--- Task brief ---
Pick out each line of the records in which the word "noise" appears.

--- Data to process ---

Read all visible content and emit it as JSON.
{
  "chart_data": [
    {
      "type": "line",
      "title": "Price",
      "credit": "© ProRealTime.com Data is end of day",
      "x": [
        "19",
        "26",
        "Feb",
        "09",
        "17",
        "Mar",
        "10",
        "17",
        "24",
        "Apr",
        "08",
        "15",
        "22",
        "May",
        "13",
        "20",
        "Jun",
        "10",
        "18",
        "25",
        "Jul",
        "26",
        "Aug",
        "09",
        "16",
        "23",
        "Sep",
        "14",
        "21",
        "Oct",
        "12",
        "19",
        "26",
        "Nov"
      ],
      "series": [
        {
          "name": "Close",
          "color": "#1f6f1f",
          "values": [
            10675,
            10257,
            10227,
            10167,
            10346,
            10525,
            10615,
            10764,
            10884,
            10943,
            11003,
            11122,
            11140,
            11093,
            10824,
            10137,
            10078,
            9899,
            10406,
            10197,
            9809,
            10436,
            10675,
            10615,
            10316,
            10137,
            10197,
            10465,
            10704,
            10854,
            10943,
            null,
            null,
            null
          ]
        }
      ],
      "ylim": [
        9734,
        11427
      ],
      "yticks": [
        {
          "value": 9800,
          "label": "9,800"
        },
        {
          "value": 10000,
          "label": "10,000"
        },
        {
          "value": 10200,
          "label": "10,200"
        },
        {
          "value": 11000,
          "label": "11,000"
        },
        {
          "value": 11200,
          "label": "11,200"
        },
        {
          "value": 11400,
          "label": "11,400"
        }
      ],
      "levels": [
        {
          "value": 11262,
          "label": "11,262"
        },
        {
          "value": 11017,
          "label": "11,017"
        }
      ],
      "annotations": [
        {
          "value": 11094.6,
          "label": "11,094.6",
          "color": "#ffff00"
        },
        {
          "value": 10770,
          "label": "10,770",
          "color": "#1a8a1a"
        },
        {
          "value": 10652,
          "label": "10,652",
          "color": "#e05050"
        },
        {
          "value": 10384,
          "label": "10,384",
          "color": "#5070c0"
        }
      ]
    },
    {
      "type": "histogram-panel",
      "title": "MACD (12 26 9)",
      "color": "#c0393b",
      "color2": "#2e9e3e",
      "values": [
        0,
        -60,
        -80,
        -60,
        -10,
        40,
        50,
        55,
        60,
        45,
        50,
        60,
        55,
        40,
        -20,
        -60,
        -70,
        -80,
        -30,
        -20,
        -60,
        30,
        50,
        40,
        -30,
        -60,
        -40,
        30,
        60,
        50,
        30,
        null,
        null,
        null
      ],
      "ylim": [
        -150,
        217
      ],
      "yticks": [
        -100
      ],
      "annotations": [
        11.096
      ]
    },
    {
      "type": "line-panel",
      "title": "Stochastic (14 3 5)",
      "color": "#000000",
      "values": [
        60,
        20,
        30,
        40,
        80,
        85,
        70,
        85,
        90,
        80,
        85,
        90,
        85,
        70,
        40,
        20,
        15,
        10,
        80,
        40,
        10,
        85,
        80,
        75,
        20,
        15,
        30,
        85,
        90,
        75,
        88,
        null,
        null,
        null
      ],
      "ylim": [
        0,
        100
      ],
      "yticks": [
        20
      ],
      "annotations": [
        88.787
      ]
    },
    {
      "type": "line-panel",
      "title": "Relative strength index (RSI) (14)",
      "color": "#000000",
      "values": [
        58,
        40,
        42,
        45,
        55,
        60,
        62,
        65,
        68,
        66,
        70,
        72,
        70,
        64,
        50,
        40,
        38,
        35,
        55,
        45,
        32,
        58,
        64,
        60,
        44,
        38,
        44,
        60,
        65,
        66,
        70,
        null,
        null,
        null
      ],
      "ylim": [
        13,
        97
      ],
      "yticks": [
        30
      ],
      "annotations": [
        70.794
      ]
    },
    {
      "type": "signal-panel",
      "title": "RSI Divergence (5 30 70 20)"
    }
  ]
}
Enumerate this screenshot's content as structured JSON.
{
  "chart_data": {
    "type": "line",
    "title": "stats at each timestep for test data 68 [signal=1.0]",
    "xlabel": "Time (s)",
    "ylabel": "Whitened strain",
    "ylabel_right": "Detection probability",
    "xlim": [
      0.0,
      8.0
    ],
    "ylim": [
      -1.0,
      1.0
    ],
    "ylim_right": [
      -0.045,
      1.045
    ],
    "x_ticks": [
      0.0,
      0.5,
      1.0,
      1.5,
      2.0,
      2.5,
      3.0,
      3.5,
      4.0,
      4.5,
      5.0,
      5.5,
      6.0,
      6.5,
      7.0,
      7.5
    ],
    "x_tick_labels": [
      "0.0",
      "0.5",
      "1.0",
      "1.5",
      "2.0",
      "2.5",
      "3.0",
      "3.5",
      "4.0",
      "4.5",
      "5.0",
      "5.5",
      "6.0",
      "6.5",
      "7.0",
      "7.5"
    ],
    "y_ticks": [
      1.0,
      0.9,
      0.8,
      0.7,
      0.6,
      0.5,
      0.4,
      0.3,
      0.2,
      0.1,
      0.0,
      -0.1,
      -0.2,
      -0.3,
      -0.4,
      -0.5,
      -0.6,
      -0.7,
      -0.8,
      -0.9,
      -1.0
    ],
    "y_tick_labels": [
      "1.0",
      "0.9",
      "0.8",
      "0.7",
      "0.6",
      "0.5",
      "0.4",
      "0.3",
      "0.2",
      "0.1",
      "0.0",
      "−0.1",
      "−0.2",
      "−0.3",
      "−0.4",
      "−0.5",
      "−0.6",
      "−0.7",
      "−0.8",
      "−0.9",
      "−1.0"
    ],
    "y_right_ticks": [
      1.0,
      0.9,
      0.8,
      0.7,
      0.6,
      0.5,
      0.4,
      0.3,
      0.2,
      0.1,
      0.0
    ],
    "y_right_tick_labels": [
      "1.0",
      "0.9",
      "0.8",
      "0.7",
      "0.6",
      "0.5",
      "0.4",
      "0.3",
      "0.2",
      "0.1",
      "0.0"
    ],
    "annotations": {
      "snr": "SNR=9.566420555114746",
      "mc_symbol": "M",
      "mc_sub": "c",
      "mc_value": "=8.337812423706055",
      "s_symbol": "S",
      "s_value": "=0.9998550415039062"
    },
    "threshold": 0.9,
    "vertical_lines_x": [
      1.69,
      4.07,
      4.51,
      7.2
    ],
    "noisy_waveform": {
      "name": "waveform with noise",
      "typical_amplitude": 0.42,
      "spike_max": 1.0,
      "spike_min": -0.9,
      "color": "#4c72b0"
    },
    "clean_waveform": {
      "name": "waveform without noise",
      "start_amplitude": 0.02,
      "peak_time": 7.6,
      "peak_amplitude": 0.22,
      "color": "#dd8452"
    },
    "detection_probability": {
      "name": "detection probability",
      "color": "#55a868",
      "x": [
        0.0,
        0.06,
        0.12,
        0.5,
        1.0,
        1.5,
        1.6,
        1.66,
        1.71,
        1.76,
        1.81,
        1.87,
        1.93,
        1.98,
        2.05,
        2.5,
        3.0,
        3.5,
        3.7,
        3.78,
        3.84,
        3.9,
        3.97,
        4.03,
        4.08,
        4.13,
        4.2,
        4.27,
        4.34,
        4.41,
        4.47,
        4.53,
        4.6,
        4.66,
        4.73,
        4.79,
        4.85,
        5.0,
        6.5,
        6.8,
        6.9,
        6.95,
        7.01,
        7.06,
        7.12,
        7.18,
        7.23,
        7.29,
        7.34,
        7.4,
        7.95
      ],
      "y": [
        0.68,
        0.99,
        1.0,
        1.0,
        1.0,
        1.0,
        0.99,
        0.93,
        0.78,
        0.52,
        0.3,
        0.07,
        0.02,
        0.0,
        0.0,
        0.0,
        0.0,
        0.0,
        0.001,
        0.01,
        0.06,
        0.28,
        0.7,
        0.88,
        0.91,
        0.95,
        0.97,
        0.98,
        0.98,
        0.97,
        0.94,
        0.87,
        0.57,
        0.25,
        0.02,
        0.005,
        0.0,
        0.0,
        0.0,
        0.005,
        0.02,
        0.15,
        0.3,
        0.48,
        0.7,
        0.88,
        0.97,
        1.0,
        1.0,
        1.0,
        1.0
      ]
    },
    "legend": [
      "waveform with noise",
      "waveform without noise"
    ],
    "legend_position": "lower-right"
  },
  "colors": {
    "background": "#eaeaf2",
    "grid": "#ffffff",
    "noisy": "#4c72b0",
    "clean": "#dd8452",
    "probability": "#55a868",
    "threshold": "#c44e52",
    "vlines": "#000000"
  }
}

--- Full solution ---
      "name": "waveform with noise",
      "name": "waveform without noise",
      "waveform with noise",
      "waveform without noise"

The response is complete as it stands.